- DIRECTION -
All of the data below should be written out exactly.

- STORED DATA -
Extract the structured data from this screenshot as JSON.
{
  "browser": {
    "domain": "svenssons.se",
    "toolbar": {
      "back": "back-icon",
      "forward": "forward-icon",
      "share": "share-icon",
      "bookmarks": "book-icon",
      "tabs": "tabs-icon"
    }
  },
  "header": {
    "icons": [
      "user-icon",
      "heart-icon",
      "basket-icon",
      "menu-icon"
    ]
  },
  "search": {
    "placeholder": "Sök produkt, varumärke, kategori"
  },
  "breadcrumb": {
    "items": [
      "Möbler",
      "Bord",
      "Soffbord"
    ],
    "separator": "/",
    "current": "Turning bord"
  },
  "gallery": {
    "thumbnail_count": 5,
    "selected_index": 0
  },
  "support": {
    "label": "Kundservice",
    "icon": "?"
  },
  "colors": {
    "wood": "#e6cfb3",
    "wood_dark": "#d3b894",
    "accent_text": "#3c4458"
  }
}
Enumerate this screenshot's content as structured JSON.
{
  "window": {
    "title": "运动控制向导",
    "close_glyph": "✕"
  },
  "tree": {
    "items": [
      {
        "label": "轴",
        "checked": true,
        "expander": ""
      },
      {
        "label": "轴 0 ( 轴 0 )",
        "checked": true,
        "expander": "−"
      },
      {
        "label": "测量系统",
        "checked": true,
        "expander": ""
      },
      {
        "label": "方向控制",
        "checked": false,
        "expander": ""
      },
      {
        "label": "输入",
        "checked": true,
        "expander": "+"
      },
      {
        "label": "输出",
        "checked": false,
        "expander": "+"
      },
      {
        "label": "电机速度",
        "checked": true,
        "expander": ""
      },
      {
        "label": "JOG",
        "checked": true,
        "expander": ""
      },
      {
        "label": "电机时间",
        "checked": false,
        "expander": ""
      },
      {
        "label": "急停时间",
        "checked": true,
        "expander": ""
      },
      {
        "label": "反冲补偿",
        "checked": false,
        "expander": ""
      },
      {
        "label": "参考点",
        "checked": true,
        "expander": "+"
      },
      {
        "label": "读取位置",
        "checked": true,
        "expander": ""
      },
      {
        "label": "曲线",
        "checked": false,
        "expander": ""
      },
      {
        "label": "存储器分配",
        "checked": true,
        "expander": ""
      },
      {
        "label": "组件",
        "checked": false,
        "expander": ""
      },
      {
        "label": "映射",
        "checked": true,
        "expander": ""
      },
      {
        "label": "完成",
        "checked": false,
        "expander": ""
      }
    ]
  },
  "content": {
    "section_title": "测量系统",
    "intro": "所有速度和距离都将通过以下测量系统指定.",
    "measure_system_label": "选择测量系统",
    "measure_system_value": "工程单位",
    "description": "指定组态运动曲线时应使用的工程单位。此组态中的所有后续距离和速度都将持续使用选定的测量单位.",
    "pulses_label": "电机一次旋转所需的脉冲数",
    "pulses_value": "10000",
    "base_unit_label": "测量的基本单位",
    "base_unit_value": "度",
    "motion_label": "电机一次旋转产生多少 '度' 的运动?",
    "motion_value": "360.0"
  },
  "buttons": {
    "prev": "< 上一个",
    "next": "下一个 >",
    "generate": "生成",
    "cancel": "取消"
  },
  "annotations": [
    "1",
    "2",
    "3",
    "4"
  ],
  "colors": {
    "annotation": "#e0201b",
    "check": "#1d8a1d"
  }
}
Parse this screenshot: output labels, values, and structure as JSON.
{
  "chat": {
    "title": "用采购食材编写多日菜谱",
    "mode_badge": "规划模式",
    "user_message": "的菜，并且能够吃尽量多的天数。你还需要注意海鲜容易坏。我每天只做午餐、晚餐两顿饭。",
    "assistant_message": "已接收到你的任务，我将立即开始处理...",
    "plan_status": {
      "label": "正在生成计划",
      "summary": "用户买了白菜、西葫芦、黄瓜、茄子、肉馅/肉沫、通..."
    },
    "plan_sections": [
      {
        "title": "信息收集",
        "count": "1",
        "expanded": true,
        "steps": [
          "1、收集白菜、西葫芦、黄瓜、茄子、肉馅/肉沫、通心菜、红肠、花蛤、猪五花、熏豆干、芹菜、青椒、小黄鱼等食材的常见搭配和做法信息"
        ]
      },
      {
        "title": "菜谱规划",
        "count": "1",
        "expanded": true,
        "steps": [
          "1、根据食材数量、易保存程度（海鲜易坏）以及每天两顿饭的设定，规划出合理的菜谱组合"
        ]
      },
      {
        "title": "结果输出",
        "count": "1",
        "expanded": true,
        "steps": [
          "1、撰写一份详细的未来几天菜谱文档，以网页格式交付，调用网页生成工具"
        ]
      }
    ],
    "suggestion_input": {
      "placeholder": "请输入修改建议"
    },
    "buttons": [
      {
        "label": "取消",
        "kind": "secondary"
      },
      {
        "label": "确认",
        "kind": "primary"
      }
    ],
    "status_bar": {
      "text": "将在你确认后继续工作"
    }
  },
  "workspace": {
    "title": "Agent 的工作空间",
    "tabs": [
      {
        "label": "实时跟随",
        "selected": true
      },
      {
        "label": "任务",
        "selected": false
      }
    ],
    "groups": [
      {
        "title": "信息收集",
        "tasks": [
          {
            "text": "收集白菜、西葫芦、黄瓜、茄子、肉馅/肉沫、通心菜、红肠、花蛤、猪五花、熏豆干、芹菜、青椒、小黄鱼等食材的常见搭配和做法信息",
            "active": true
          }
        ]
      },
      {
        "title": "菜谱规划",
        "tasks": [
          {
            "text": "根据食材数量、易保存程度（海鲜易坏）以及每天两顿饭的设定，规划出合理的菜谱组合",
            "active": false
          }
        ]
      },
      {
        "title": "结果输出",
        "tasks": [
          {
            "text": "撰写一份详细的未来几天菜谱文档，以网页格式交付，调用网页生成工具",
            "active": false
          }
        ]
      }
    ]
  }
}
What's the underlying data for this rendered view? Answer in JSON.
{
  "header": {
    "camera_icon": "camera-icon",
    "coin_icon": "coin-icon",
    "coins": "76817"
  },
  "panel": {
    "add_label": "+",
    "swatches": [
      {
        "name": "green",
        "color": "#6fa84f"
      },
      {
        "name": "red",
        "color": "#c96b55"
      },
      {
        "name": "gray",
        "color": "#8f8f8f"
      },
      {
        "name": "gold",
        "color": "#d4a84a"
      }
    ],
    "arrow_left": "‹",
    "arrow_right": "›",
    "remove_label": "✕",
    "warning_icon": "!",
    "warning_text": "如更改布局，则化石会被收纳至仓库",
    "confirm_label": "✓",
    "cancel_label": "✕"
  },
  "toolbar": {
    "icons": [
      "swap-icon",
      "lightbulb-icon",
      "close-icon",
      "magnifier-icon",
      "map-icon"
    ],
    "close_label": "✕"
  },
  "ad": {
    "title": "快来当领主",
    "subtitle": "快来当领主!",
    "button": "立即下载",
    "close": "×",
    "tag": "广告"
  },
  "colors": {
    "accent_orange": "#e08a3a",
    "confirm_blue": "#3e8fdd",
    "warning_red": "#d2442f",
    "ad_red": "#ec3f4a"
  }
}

- SOLVED PROBLEM -
Extract the structured data from this screenshot as JSON.
{
  "browser": {
    "domain": "svenssons.se",
    "toolbar": {
      "back": "back-icon",
      "forward": "forward-icon",
      "share": "share-icon",
      "bookmarks": "book-icon",
      "tabs": "tabs-icon"
    }
  },
  "header": {
    "icons": [
      "user-icon",
      "heart-icon",
      "basket-icon",
      "menu-icon"
    ]
  },
  "search": {
    "placeholder": "Sök produkt, varumärke, kategori"
  },
  "breadcrumb": {
    "items": [
      "Möbler",
      "Bord",
      "Soffbord"
    ],
    "separator": "/",
    "current": "Turning bord"
  },
  "gallery": {
    "thumbnail_count": 5,
    "selected_index": 0
  },
  "support": {
    "label": "Kundservice",
    "icon": "?"
  },
  "colors": {
    "wood": "#e6cfb3",
    "wood_dark": "#d3b894",
    "accent_text": "#3c4458"
  }
}
Enumerate this screenshot's content as structured JSON.
{
  "window": {
    "title": "运动控制向导",
    "close_glyph": "✕"
  },
  "tree": {
    "items": [
      {
        "label": "轴",
        "checked": true,
        "expander": ""
      },
      {
        "label": "轴 0 ( 轴 0 )",
        "checked": true,
        "expander": "−"
      },
      {
        "label": "测量系统",
        "checked": true,
        "expander": ""
      },
      {
        "label": "方向控制",
        "checked": false,
        "expander": ""
      },
      {
        "label": "输入",
        "checked": true,
        "expander": "+"
      },
      {
        "label": "输出",
        "checked": false,
        "expander": "+"
      },
      {
        "label": "电机速度",
        "checked": true,
        "expander": ""
      },
      {
        "label": "JOG",
        "checked": true,
        "expander": ""
      },
      {
        "label": "电机时间",
        "checked": false,
        "expander": ""
      },
      {
        "label": "急停时间",
        "checked": true,
        "expander": ""
      },
      {
        "label": "反冲补偿",
        "checked": false,
        "expander": ""
      },
      {
        "label": "参考点",
        "checked": true,
        "expander": "+"
      },
      {
        "label": "读取位置",
        "checked": true,
        "expander": ""
      },
      {
        "label": "曲线",
        "checked": false,
        "expander": ""
      },
      {
        "label": "存储器分配",
        "checked": true,
        "expander": ""
      },
      {
        "label": "组件",
        "checked": false,
        "expander": ""
      },
      {
        "label": "映射",
        "checked": true,
        "expander": ""
      },
      {
        "label": "完成",
        "checked": false,
        "expander": ""
      }
    ]
  },
  "content": {
    "section_title": "测量系统",
    "intro": "所有速度和距离都将通过以下测量系统指定.",
    "measure_system_label": "选择测量系统",
    "measure_system_value": "工程单位",
    "description": "指定组态运动曲线时应使用的工程单位。此组态中的所有后续距离和速度都将持续使用选定的测量单位.",
    "pulses_label": "电机一次旋转所需的脉冲数",
    "pulses_value": "10000",
    "base_unit_label": "测量的基本单位",
    "base_unit_value": "度",
    "motion_label": "电机一次旋转产生多少 '度' 的运动?",
    "motion_value": "360.0"
  },
  "buttons": {
    "prev": "< 上一个",
    "next": "下一个 >",
    "generate": "生成",
    "cancel": "取消"
  },
  "annotations": [
    "1",
    "2",
    "3",
    "4"
  ],
  "colors": {
    "annotation": "#e0201b",
    "check": "#1d8a1d"
  }
}
Parse this screenshot: output labels, values, and structure as JSON.
{
  "chat": {
    "title": "用采购食材编写多日菜谱",
    "mode_badge": "规划模式",
    "user_message": "的菜，并且能够吃尽量多的天数。你还需要注意海鲜容易坏。我每天只做午餐、晚餐两顿饭。",
    "assistant_message": "已接收到你的任务，我将立即开始处理...",
    "plan_status": {
      "label": "正在生成计划",
      "summary": "用户买了白菜、西葫芦、黄瓜、茄子、肉馅/肉沫、通..."
    },
    "plan_sections": [
      {
        "title": "信息收集",
        "count": "1",
        "expanded": true,
        "steps": [
          "1、收集白菜、西葫芦、黄瓜、茄子、肉馅/肉沫、通心菜、红肠、花蛤、猪五花、熏豆干、芹菜、青椒、小黄鱼等食材的常见搭配和做法信息"
        ]
      },
      {
        "title": "菜谱规划",
        "count": "1",
        "expanded": true,
        "steps": [
          "1、根据食材数量、易保存程度（海鲜易坏）以及每天两顿饭的设定，规划出合理的菜谱组合"
        ]
      },
      {
        "title": "结果输出",
        "count": "1",
        "expanded": true,
        "steps": [
          "1、撰写一份详细的未来几天菜谱文档，以网页格式交付，调用网页生成工具"
        ]
      }
    ],
    "suggestion_input": {
      "placeholder": "请输入修改建议"
    },
    "buttons": [
      {
        "label": "取消",
        "kind": "secondary"
      },
      {
        "label": "确认",
        "kind": "primary"
      }
    ],
    "status_bar": {
      "text": "将在你确认后继续工作"
    }
  },
  "workspace": {
    "title": "Agent 的工作空间",
    "tabs": [
      {
        "label": "实时跟随",
        "selected": true
      },
      {
        "label": "任务",
        "selected": false
      }
    ],
    "groups": [
      {
        "title": "信息收集",
        "tasks": [
          {
            "text": "收集白菜、西葫芦、黄瓜、茄子、肉馅/肉沫、通心菜、红肠、花蛤、猪五花、熏豆干、芹菜、青椒、小黄鱼等食材的常见搭配和做法信息",
            "active": true
          }
        ]
      },
      {
        "title": "菜谱规划",
        "tasks": [
          {
            "text": "根据食材数量、易保存程度（海鲜易坏）以及每天两顿饭的设定，规划出合理的菜谱组合",
            "active": false
          }
        ]
      },
      {
        "title": "结果输出",
        "tasks": [
          {
            "text": "撰写一份详细的未来几天菜谱文档，以网页格式交付，调用网页生成工具",
            "active": false
          }
        ]
      }
    ]
  }
}
What's the underlying data for this rendered view? Answer in JSON.
{
  "header": {
    "camera_icon": "camera-icon",
    "coin_icon": "coin-icon",
    "coins": "76817"
  },
  "panel": {
    "add_label": "+",
    "swatches": [
      {
        "name": "green",
        "color": "#6fa84f"
      },
      {
        "name": "red",
        "color": "#c96b55"
      },
      {
        "name": "gray",
        "color": "#8f8f8f"
      },
      {
        "name": "gold",
        "color": "#d4a84a"
      }
    ],
    "arrow_left": "‹",
    "arrow_right": "›",
    "remove_label": "✕",
    "warning_icon": "!",
    "warning_text": "如更改布局，则化石会被收纳至仓库",
    "confirm_label": "✓",
    "cancel_label": "✕"
  },
  "toolbar": {
    "icons": [
      "swap-icon",
      "lightbulb-icon",
      "close-icon",
      "magnifier-icon",
      "map-icon"
    ],
    "close_label": "✕"
  },
  "ad": {
    "title": "快来当领主",
    "subtitle": "快来当领主!",
    "button": "立即下载",
    "close": "×",
    "tag": "广告"
  },
  "colors": {
    "accent_orange": "#e08a3a",
    "confirm_blue": "#3e8fdd",
    "warning_red": "#d2442f",
    "ad_red": "#ec3f4a"
  }
}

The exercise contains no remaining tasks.